### What you will do:
Restate the records below word for word.

### Data for the task:
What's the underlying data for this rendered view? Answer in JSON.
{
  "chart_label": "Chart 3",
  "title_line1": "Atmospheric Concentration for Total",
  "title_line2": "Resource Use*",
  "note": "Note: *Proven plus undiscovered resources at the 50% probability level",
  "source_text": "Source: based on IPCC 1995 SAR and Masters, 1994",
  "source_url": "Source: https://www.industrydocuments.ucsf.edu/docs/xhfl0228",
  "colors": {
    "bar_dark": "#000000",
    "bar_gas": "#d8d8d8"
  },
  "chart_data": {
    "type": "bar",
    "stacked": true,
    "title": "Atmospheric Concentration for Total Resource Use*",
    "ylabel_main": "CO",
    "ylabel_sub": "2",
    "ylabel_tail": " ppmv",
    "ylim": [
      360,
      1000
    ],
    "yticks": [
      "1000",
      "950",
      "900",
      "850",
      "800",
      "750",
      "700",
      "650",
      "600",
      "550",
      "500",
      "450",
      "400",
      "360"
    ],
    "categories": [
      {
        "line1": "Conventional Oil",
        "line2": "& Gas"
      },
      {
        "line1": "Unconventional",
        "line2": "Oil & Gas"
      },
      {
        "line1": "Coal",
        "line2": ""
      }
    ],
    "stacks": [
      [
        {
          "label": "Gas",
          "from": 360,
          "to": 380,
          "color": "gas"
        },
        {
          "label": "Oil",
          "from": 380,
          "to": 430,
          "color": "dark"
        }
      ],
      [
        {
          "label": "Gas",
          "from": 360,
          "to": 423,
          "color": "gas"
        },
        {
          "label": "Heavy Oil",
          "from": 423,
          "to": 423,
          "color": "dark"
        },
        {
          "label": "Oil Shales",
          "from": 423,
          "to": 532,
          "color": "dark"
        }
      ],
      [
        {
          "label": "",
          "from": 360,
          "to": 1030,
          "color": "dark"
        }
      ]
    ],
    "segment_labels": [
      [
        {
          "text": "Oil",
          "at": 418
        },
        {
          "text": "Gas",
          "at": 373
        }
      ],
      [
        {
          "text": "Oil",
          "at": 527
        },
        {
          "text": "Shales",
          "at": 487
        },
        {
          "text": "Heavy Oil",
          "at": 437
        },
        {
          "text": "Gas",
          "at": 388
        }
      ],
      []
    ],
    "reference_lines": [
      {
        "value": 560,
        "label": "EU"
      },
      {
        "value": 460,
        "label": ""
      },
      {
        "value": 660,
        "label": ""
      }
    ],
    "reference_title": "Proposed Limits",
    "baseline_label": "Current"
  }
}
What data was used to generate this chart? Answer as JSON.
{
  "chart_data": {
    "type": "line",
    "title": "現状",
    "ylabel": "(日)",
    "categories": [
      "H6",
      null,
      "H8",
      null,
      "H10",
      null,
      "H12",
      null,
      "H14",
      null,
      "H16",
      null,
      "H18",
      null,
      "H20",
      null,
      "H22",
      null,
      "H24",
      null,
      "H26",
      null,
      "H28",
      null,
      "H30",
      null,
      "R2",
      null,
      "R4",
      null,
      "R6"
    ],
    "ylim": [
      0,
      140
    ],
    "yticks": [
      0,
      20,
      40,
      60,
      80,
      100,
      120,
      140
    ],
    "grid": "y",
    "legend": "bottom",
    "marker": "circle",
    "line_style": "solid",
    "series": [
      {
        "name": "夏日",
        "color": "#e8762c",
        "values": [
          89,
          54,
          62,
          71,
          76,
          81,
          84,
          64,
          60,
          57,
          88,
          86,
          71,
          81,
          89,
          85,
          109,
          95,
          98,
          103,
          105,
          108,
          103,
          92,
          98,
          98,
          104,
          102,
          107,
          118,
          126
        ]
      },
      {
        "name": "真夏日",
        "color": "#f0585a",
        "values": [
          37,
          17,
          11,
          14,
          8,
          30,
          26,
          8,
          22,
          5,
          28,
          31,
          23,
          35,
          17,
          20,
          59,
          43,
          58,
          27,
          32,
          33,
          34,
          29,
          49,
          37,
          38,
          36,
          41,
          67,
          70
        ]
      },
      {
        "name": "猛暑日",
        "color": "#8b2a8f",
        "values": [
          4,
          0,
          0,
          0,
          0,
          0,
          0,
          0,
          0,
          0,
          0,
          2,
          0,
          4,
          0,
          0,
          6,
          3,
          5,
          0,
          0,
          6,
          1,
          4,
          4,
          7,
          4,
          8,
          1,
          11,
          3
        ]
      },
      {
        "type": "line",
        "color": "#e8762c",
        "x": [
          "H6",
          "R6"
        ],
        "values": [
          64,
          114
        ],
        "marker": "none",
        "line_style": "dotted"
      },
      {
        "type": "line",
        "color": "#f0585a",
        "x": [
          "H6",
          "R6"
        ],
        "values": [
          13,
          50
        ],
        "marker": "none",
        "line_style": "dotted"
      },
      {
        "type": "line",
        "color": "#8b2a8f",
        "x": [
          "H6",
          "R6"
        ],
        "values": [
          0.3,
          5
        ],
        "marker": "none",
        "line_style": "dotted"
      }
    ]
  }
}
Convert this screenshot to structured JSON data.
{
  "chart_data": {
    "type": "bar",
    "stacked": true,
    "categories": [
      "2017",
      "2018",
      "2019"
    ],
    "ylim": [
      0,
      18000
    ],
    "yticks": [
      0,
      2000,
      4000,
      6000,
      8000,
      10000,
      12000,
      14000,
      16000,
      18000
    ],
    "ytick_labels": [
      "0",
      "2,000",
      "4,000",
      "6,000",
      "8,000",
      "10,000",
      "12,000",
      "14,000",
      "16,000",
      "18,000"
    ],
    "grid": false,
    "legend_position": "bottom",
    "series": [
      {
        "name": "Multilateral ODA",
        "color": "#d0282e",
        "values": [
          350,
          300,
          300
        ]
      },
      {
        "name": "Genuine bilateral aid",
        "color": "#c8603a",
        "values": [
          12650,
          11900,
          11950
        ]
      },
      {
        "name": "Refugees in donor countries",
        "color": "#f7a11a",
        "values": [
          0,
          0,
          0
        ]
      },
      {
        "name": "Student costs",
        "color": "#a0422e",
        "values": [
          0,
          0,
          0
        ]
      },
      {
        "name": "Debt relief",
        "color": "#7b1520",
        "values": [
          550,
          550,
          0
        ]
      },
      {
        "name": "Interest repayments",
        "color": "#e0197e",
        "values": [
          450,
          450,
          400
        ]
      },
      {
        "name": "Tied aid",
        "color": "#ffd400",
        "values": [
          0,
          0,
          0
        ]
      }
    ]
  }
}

### Result of the task:
What's the underlying data for this rendered view? Answer in JSON.
{
  "chart_label": "Chart 3",
  "title_line1": "Atmospheric Concentration for Total",
  "title_line2": "Resource Use*",
  "note": "Note: *Proven plus undiscovered resources at the 50% probability level",
  "source_text": "Source: based on IPCC 1995 SAR and Masters, 1994",
  "source_url": "Source: https://www.industrydocuments.ucsf.edu/docs/xhfl0228",
  "colors": {
    "bar_dark": "#000000",
    "bar_gas": "#d8d8d8"
  },
  "chart_data": {
    "type": "bar",
    "stacked": true,
    "title": "Atmospheric Concentration for Total Resource Use*",
    "ylabel_main": "CO",
    "ylabel_sub": "2",
    "ylabel_tail": " ppmv",
    "ylim": [
      360,
      1000
    ],
    "yticks": [
      "1000",
      "950",
      "900",
      "850",
      "800",
      "750",
      "700",
      "650",
      "600",
      "550",
      "500",
      "450",
      "400",
      "360"
    ],
    "categories": [
      {
        "line1": "Conventional Oil",
        "line2": "& Gas"
      },
      {
        "line1": "Unconventional",
        "line2": "Oil & Gas"
      },
      {
        "line1": "Coal",
        "line2": ""
      }
    ],
    "stacks": [
      [
        {
          "label": "Gas",
          "from": 360,
          "to": 380,
          "color": "gas"
        },
        {
          "label": "Oil",
          "from": 380,
          "to": 430,
          "color": "dark"
        }
      ],
      [
        {
          "label": "Gas",
          "from": 360,
          "to": 423,
          "color": "gas"
        },
        {
          "label": "Heavy Oil",
          "from": 423,
          "to": 423,
          "color": "dark"
        },
        {
          "label": "Oil Shales",
          "from": 423,
          "to": 532,
          "color": "dark"
        }
      ],
      [
        {
          "label": "",
          "from": 360,
          "to": 1030,
          "color": "dark"
        }
      ]
    ],
    "segment_labels": [
      [
        {
          "text": "Oil",
          "at": 418
        },
        {
          "text": "Gas",
          "at": 373
        }
      ],
      [
        {
          "text": "Oil",
          "at": 527
        },
        {
          "text": "Shales",
          "at": 487
        },
        {
          "text": "Heavy Oil",
          "at": 437
        },
        {
          "text": "Gas",
          "at": 388
        }
      ],
      []
    ],
    "reference_lines": [
      {
        "value": 560,
        "label": "EU"
      },
      {
        "value": 460,
        "label": ""
      },
      {
        "value": 660,
        "label": ""
      }
    ],
    "reference_title": "Proposed Limits",
    "baseline_label": "Current"
  }
}
What data was used to generate this chart? Answer as JSON.
{
  "chart_data": {
    "type": "line",
    "title": "現状",
    "ylabel": "(日)",
    "categories": [
      "H6",
      null,
      "H8",
      null,
      "H10",
      null,
      "H12",
      null,
      "H14",
      null,
      "H16",
      null,
      "H18",
      null,
      "H20",
      null,
      "H22",
      null,
      "H24",
      null,
      "H26",
      null,
      "H28",
      null,
      "H30",
      null,
      "R2",
      null,
      "R4",
      null,
      "R6"
    ],
    "ylim": [
      0,
      140
    ],
    "yticks": [
      0,
      20,
      40,
      60,
      80,
      100,
      120,
      140
    ],
    "grid": "y",
    "legend": "bottom",
    "marker": "circle",
    "line_style": "solid",
    "series": [
      {
        "name": "夏日",
        "color": "#e8762c",
        "values": [
          89,
          54,
          62,
          71,
          76,
          81,
          84,
          64,
          60,
          57,
          88,
          86,
          71,
          81,
          89,
          85,
          109,
          95,
          98,
          103,
          105,
          108,
          103,
          92,
          98,
          98,
          104,
          102,
          107,
          118,
          126
        ]
      },
      {
        "name": "真夏日",
        "color": "#f0585a",
        "values": [
          37,
          17,
          11,
          14,
          8,
          30,
          26,
          8,
          22,
          5,
          28,
          31,
          23,
          35,
          17,
          20,
          59,
          43,
          58,
          27,
          32,
          33,
          34,
          29,
          49,
          37,
          38,
          36,
          41,
          67,
          70
        ]
      },
      {
        "name": "猛暑日",
        "color": "#8b2a8f",
        "values": [
          4,
          0,
          0,
          0,
          0,
          0,
          0,
          0,
          0,
          0,
          0,
          2,
          0,
          4,
          0,
          0,
          6,
          3,
          5,
          0,
          0,
          6,
          1,
          4,
          4,
          7,
          4,
          8,
          1,
          11,
          3
        ]
      },
      {
        "type": "line",
        "color": "#e8762c",
        "x": [
          "H6",
          "R6"
        ],
        "values": [
          64,
          114
        ],
        "marker": "none",
        "line_style": "dotted"
      },
      {
        "type": "line",
        "color": "#f0585a",
        "x": [
          "H6",
          "R6"
        ],
        "values": [
          13,
          50
        ],
        "marker": "none",
        "line_style": "dotted"
      },
      {
        "type": "line",
        "color": "#8b2a8f",
        "x": [
          "H6",
          "R6"
        ],
        "values": [
          0.3,
          5
        ],
        "marker": "none",
        "line_style": "dotted"
      }
    ]
  }
}
Convert this screenshot to structured JSON data.
{
  "chart_data": {
    "type": "bar",
    "stacked": true,
    "categories": [
      "2017",
      "2018",
      "2019"
    ],
    "ylim": [
      0,
      18000
    ],
    "yticks": [
      0,
      2000,
      4000,
      6000,
      8000,
      10000,
      12000,
      14000,
      16000,
      18000
    ],
    "ytick_labels": [
      "0",
      "2,000",
      "4,000",
      "6,000",
      "8,000",
      "10,000",
      "12,000",
      "14,000",
      "16,000",
      "18,000"
    ],
    "grid": false,
    "legend_position": "bottom",
    "series": [
      {
        "name": "Multilateral ODA",
        "color": "#d0282e",
        "values": [
          350,
          300,
          300
        ]
      },
      {
        "name": "Genuine bilateral aid",
        "color": "#c8603a",
        "values": [
          12650,
          11900,
          11950
        ]
      },
      {
        "name": "Refugees in donor countries",
        "color": "#f7a11a",
        "values": [
          0,
          0,
          0
        ]
      },
      {
        "name": "Student costs",
        "color": "#a0422e",
        "values": [
          0,
          0,
          0
        ]
      },
      {
        "name": "Debt relief",
        "color": "#7b1520",
        "values": [
          550,
          550,
          0
        ]
      },
      {
        "name": "Interest repayments",
        "color": "#e0197e",
        "values": [
          450,
          450,
          400
        ]
      },
      {
        "name": "Tied aid",
        "color": "#ffd400",
        "values": [
          0,
          0,
          0
        ]
      }
    ]
  }
}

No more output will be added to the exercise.